*Your objective*:
Starting at the line below that contains "Convert this document image to plain text.", print each line through the end of the records exactly as it appears.

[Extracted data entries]
((

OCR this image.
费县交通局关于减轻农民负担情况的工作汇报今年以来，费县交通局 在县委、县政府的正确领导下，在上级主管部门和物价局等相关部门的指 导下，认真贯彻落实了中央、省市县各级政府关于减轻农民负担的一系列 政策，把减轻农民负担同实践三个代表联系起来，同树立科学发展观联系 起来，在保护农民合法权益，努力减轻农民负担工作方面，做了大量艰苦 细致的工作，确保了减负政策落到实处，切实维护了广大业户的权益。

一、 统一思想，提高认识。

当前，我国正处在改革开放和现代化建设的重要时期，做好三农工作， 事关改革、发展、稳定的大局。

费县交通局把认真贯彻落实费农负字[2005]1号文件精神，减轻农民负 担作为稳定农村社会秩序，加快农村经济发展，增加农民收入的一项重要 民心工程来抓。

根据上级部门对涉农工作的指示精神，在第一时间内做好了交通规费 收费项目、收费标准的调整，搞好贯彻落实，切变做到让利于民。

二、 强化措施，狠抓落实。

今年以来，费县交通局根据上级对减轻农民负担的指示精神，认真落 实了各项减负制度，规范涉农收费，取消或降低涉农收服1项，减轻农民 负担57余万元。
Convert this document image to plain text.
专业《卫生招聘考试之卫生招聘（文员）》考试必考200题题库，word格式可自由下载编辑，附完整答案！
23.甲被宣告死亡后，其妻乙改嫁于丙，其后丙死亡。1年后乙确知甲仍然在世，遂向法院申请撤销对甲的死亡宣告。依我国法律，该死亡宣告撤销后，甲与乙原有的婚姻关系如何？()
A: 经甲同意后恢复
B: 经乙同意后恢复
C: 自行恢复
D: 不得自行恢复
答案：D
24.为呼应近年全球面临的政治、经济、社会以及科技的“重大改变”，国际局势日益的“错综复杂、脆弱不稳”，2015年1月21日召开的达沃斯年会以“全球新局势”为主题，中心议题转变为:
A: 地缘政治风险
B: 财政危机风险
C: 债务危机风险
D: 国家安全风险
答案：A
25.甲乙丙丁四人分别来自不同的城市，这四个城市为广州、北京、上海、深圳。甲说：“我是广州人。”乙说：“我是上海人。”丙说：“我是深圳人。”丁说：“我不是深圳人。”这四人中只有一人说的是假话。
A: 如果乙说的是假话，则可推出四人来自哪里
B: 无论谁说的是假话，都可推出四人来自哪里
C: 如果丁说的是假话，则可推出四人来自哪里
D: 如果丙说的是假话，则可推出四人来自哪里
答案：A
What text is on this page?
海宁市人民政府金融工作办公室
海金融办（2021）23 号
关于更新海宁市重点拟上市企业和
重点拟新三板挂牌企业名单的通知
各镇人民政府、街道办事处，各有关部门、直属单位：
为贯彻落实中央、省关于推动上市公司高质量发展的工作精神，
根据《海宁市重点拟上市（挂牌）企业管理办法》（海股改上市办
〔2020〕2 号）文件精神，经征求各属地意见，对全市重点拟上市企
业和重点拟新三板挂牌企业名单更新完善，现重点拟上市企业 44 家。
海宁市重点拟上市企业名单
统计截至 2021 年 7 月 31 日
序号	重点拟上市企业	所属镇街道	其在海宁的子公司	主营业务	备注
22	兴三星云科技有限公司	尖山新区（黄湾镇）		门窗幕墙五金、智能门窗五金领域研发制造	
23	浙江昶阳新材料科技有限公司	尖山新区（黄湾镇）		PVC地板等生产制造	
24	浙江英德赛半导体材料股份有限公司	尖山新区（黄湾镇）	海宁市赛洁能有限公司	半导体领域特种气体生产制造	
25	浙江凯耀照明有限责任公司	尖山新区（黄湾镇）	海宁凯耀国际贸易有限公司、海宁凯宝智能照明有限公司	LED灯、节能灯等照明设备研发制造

))

*Output for this task*:
Convert this document image to plain text.
专业《卫生招聘考试之卫生招聘（文员）》考试必考200题题库，word格式可自由下载编辑，附完整答案！
23.甲被宣告死亡后，其妻乙改嫁于丙，其后丙死亡。1年后乙确知甲仍然在世，遂向法院申请撤销对甲的死亡宣告。依我国法律，该死亡宣告撤销后，甲与乙原有的婚姻关系如何？()
A: 经甲同意后恢复
B: 经乙同意后恢复
C: 自行恢复
D: 不得自行恢复
答案：D
24.为呼应近年全球面临的政治、经济、社会以及科技的“重大改变”，国际局势日益的“错综复杂、脆弱不稳”，2015年1月21日召开的达沃斯年会以“全球新局势”为主题，中心议题转变为:
A: 地缘政治风险
B: 财政危机风险
C: 债务危机风险
D: 国家安全风险
答案：A
25.甲乙丙丁四人分别来自不同的城市，这四个城市为广州、北京、上海、深圳。甲说：“我是广州人。”乙说：“我是上海人。”丙说：“我是深圳人。”丁说：“我不是深圳人。”这四人中只有一人说的是假话。
A: 如果乙说的是假话，则可推出四人来自哪里
B: 无论谁说的是假话，都可推出四人来自哪里
C: 如果丁说的是假话，则可推出四人来自哪里
D: 如果丙说的是假话，则可推出四人来自哪里
答案：A
What text is on this page?
海宁市人民政府金融工作办公室
海金融办（2021）23 号
关于更新海宁市重点拟上市企业和
重点拟新三板挂牌企业名单的通知
各镇人民政府、街道办事处，各有关部门、直属单位：
为贯彻落实中央、省关于推动上市公司高质量发展的工作精神，
根据《海宁市重点拟上市（挂牌）企业管理办法》（海股改上市办
〔2020〕2 号）文件精神，经征求各属地意见，对全市重点拟上市企
业和重点拟新三板挂牌企业名单更新完善，现重点拟上市企业 44 家。
海宁市重点拟上市企业名单
统计截至 2021 年 7 月 31 日
序号	重点拟上市企业	所属镇街道	其在海宁的子公司	主营业务	备注
22	兴三星云科技有限公司	尖山新区（黄湾镇）		门窗幕墙五金、智能门窗五金领域研发制造	
23	浙江昶阳新材料科技有限公司	尖山新区（黄湾镇）		PVC地板等生产制造	
24	浙江英德赛半导体材料股份有限公司	尖山新区（黄湾镇）	海宁市赛洁能有限公司	半导体领域特种气体生产制造	
25	浙江凯耀照明有限责任公司	尖山新区（黄湾镇）	海宁凯耀国际贸易有限公司、海宁凯宝智能照明有限公司	LED灯、节能灯等照明设备研发制造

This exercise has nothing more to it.